## begin PROVIDED MATERIAL

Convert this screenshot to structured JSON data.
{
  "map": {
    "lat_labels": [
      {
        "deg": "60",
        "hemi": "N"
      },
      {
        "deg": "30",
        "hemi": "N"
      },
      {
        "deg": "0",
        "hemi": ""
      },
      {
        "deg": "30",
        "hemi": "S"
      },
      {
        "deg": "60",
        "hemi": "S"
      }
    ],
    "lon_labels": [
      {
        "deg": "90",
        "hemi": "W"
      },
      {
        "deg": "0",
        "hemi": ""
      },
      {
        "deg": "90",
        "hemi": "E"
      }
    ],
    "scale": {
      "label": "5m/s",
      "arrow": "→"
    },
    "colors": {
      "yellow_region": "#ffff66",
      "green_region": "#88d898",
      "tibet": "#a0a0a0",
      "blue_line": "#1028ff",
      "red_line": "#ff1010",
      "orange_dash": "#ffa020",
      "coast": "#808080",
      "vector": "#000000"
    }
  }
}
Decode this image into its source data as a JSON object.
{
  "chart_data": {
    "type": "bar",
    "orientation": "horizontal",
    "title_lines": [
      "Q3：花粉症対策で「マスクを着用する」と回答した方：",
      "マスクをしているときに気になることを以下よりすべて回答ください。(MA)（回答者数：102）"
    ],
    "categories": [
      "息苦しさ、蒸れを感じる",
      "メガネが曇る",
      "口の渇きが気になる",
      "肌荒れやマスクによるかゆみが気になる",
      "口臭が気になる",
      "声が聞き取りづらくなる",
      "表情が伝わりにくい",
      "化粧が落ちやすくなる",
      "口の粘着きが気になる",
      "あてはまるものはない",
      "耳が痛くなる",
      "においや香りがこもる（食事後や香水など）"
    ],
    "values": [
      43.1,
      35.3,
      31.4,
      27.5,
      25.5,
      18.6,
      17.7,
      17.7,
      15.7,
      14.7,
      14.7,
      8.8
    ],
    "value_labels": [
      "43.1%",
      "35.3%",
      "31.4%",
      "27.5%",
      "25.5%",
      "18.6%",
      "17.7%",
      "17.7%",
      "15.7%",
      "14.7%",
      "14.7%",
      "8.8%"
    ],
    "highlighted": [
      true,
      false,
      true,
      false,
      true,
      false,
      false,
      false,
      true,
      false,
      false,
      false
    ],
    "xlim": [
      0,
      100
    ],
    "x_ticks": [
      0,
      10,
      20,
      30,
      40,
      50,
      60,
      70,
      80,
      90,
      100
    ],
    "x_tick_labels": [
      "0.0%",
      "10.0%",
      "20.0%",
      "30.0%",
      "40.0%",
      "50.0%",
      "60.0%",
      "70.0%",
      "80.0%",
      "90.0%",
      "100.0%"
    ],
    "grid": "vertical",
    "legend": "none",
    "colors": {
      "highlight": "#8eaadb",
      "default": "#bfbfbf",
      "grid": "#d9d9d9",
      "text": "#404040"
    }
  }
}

## end PROVIDED MATERIAL

Type out the material again exactly as presented.

Convert this screenshot to structured JSON data.
{
  "map": {
    "lat_labels": [
      {
        "deg": "60",
        "hemi": "N"
      },
      {
        "deg": "30",
        "hemi": "N"
      },
      {
        "deg": "0",
        "hemi": ""
      },
      {
        "deg": "30",
        "hemi": "S"
      },
      {
        "deg": "60",
        "hemi": "S"
      }
    ],
    "lon_labels": [
      {
        "deg": "90",
        "hemi": "W"
      },
      {
        "deg": "0",
        "hemi": ""
      },
      {
        "deg": "90",
        "hemi": "E"
      }
    ],
    "scale": {
      "label": "5m/s",
      "arrow": "→"
    },
    "colors": {
      "yellow_region": "#ffff66",
      "green_region": "#88d898",
      "tibet": "#a0a0a0",
      "blue_line": "#1028ff",
      "red_line": "#ff1010",
      "orange_dash": "#ffa020",
      "coast": "#808080",
      "vector": "#000000"
    }
  }
}
Decode this image into its source data as a JSON object.
{
  "chart_data": {
    "type": "bar",
    "orientation": "horizontal",
    "title_lines": [
      "Q3：花粉症対策で「マスクを着用する」と回答した方：",
      "マスクをしているときに気になることを以下よりすべて回答ください。(MA)（回答者数：102）"
    ],
    "categories": [
      "息苦しさ、蒸れを感じる",
      "メガネが曇る",
      "口の渇きが気になる",
      "肌荒れやマスクによるかゆみが気になる",
      "口臭が気になる",
      "声が聞き取りづらくなる",
      "表情が伝わりにくい",
      "化粧が落ちやすくなる",
      "口の粘着きが気になる",
      "あてはまるものはない",
      "耳が痛くなる",
      "においや香りがこもる（食事後や香水など）"
    ],
    "values": [
      43.1,
      35.3,
      31.4,
      27.5,
      25.5,
      18.6,
      17.7,
      17.7,
      15.7,
      14.7,
      14.7,
      8.8
    ],
    "value_labels": [
      "43.1%",
      "35.3%",
      "31.4%",
      "27.5%",
      "25.5%",
      "18.6%",
      "17.7%",
      "17.7%",
      "15.7%",
      "14.7%",
      "14.7%",
      "8.8%"
    ],
    "highlighted": [
      true,
      false,
      true,
      false,
      true,
      false,
      false,
      false,
      true,
      false,
      false,
      false
    ],
    "xlim": [
      0,
      100
    ],
    "x_ticks": [
      0,
      10,
      20,
      30,
      40,
      50,
      60,
      70,
      80,
      90,
      100
    ],
    "x_tick_labels": [
      "0.0%",
      "10.0%",
      "20.0%",
      "30.0%",
      "40.0%",
      "50.0%",
      "60.0%",
      "70.0%",
      "80.0%",
      "90.0%",
      "100.0%"
    ],
    "grid": "vertical",
    "legend": "none",
    "colors": {
      "highlight": "#8eaadb",
      "default": "#bfbfbf",
      "grid": "#d9d9d9",
      "text": "#404040"
    }
  }
}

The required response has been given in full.